→ **Goal**
Reproduce the following material exactly, including every line.

→ **Excerpts from a figure dataset**

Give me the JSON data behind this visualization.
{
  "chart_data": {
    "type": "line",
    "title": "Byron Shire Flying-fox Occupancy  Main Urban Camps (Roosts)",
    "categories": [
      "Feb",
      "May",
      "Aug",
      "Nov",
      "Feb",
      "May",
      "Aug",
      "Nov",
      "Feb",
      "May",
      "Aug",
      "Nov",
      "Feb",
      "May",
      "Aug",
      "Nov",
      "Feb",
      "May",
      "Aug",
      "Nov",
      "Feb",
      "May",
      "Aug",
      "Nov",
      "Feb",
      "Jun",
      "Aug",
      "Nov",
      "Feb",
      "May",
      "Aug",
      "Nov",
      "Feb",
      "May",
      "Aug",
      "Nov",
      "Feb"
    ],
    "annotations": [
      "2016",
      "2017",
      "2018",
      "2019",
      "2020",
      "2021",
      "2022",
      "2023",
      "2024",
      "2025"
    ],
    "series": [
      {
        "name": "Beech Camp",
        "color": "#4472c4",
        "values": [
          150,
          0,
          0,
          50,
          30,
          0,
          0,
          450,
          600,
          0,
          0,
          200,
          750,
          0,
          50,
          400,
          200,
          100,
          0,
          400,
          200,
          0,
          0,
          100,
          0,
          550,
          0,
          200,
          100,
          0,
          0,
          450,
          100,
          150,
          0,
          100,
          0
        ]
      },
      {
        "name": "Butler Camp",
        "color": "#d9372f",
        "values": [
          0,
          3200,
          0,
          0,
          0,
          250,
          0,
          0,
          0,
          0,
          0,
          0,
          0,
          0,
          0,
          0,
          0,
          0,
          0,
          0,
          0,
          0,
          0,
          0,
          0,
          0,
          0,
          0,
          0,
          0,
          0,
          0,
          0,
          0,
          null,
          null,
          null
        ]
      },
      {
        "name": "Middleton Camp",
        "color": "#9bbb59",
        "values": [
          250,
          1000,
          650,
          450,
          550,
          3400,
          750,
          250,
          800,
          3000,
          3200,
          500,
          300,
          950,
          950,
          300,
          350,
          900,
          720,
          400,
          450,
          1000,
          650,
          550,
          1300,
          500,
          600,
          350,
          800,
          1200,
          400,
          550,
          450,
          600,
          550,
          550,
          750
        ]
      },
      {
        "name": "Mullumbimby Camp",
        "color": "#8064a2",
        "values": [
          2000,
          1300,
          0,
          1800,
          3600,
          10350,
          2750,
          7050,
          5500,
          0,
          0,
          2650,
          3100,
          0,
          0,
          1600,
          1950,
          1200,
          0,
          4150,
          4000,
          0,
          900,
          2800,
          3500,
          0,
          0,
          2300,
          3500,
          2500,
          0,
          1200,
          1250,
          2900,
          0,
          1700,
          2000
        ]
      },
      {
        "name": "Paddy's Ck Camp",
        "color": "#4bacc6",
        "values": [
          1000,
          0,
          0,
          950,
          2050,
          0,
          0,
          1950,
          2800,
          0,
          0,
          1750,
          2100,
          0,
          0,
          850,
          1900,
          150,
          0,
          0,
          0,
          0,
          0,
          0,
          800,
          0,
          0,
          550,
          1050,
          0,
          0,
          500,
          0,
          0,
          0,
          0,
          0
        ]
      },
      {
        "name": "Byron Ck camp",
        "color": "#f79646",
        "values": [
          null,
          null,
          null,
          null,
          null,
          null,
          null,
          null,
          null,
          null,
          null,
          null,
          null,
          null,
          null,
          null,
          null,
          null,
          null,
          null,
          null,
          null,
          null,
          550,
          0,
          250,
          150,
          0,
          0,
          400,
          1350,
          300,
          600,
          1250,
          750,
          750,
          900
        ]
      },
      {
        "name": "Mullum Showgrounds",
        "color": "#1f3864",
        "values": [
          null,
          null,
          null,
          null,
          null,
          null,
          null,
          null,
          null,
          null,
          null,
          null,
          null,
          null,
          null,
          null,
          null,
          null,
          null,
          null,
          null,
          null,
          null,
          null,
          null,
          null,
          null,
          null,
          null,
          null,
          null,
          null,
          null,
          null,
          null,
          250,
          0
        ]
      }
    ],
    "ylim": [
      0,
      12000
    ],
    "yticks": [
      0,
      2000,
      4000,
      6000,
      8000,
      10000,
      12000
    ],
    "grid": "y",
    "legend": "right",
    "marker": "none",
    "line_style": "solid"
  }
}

→ **Expected output**
Give me the JSON data behind this visualization.
{
  "chart_data": {
    "type": "line",
    "title": "Byron Shire Flying-fox Occupancy  Main Urban Camps (Roosts)",
    "categories": [
      "Feb",
      "May",
      "Aug",
      "Nov",
      "Feb",
      "May",
      "Aug",
      "Nov",
      "Feb",
      "May",
      "Aug",
      "Nov",
      "Feb",
      "May",
      "Aug",
      "Nov",
      "Feb",
      "May",
      "Aug",
      "Nov",
      "Feb",
      "May",
      "Aug",
      "Nov",
      "Feb",
      "Jun",
      "Aug",
      "Nov",
      "Feb",
      "May",
      "Aug",
      "Nov",
      "Feb",
      "May",
      "Aug",
      "Nov",
      "Feb"
    ],
    "annotations": [
      "2016",
      "2017",
      "2018",
      "2019",
      "2020",
      "2021",
      "2022",
      "2023",
      "2024",
      "2025"
    ],
    "series": [
      {
        "name": "Beech Camp",
        "color": "#4472c4",
        "values": [
          150,
          0,
          0,
          50,
          30,
          0,
          0,
          450,
          600,
          0,
          0,
          200,
          750,
          0,
          50,
          400,
          200,
          100,
          0,
          400,
          200,
          0,
          0,
          100,
          0,
          550,
          0,
          200,
          100,
          0,
          0,
          450,
          100,
          150,
          0,
          100,
          0
        ]
      },
      {
        "name": "Butler Camp",
        "color": "#d9372f",
        "values": [
          0,
          3200,
          0,
          0,
          0,
          250,
          0,
          0,
          0,
          0,
          0,
          0,
          0,
          0,
          0,
          0,
          0,
          0,
          0,
          0,
          0,
          0,
          0,
          0,
          0,
          0,
          0,
          0,
          0,
          0,
          0,
          0,
          0,
          0,
          null,
          null,
          null
        ]
      },
      {
        "name": "Middleton Camp",
        "color": "#9bbb59",
        "values": [
          250,
          1000,
          650,
          450,
          550,
          3400,
          750,
          250,
          800,
          3000,
          3200,
          500,
          300,
          950,
          950,
          300,
          350,
          900,
          720,
          400,
          450,
          1000,
          650,
          550,
          1300,
          500,
          600,
          350,
          800,
          1200,
          400,
          550,
          450,
          600,
          550,
          550,
          750
        ]
      },
      {
        "name": "Mullumbimby Camp",
        "color": "#8064a2",
        "values": [
          2000,
          1300,
          0,
          1800,
          3600,
          10350,
          2750,
          7050,
          5500,
          0,
          0,
          2650,
          3100,
          0,
          0,
          1600,
          1950,
          1200,
          0,
          4150,
          4000,
          0,
          900,
          2800,
          3500,
          0,
          0,
          2300,
          3500,
          2500,
          0,
          1200,
          1250,
          2900,
          0,
          1700,
          2000
        ]
      },
      {
        "name": "Paddy's Ck Camp",
        "color": "#4bacc6",
        "values": [
          1000,
          0,
          0,
          950,
          2050,
          0,
          0,
          1950,
          2800,
          0,
          0,
          1750,
          2100,
          0,
          0,
          850,
          1900,
          150,
          0,
          0,
          0,
          0,
          0,
          0,
          800,
          0,
          0,
          550,
          1050,
          0,
          0,
          500,
          0,
          0,
          0,
          0,
          0
        ]
      },
      {
        "name": "Byron Ck camp",
        "color": "#f79646",
        "values": [
          null,
          null,
          null,
          null,
          null,
          null,
          null,
          null,
          null,
          null,
          null,
          null,
          null,
          null,
          null,
          null,
          null,
          null,
          null,
          null,
          null,
          null,
          null,
          550,
          0,
          250,
          150,
          0,
          0,
          400,
          1350,
          300,
          600,
          1250,
          750,
          750,
          900
        ]
      },
      {
        "name": "Mullum Showgrounds",
        "color": "#1f3864",
        "values": [
          null,
          null,
          null,
          null,
          null,
          null,
          null,
          null,
          null,
          null,
          null,
          null,
          null,
          null,
          null,
          null,
          null,
          null,
          null,
          null,
          null,
          null,
          null,
          null,
          null,
          null,
          null,
          null,
          null,
          null,
          null,
          null,
          null,
          null,
          null,
          250,
          0
        ]
      }
    ],
    "ylim": [
      0,
      12000
    ],
    "yticks": [
      0,
      2000,
      4000,
      6000,
      8000,
      10000,
      12000
    ],
    "grid": "y",
    "legend": "right",
    "marker": "none",
    "line_style": "solid"
  }
}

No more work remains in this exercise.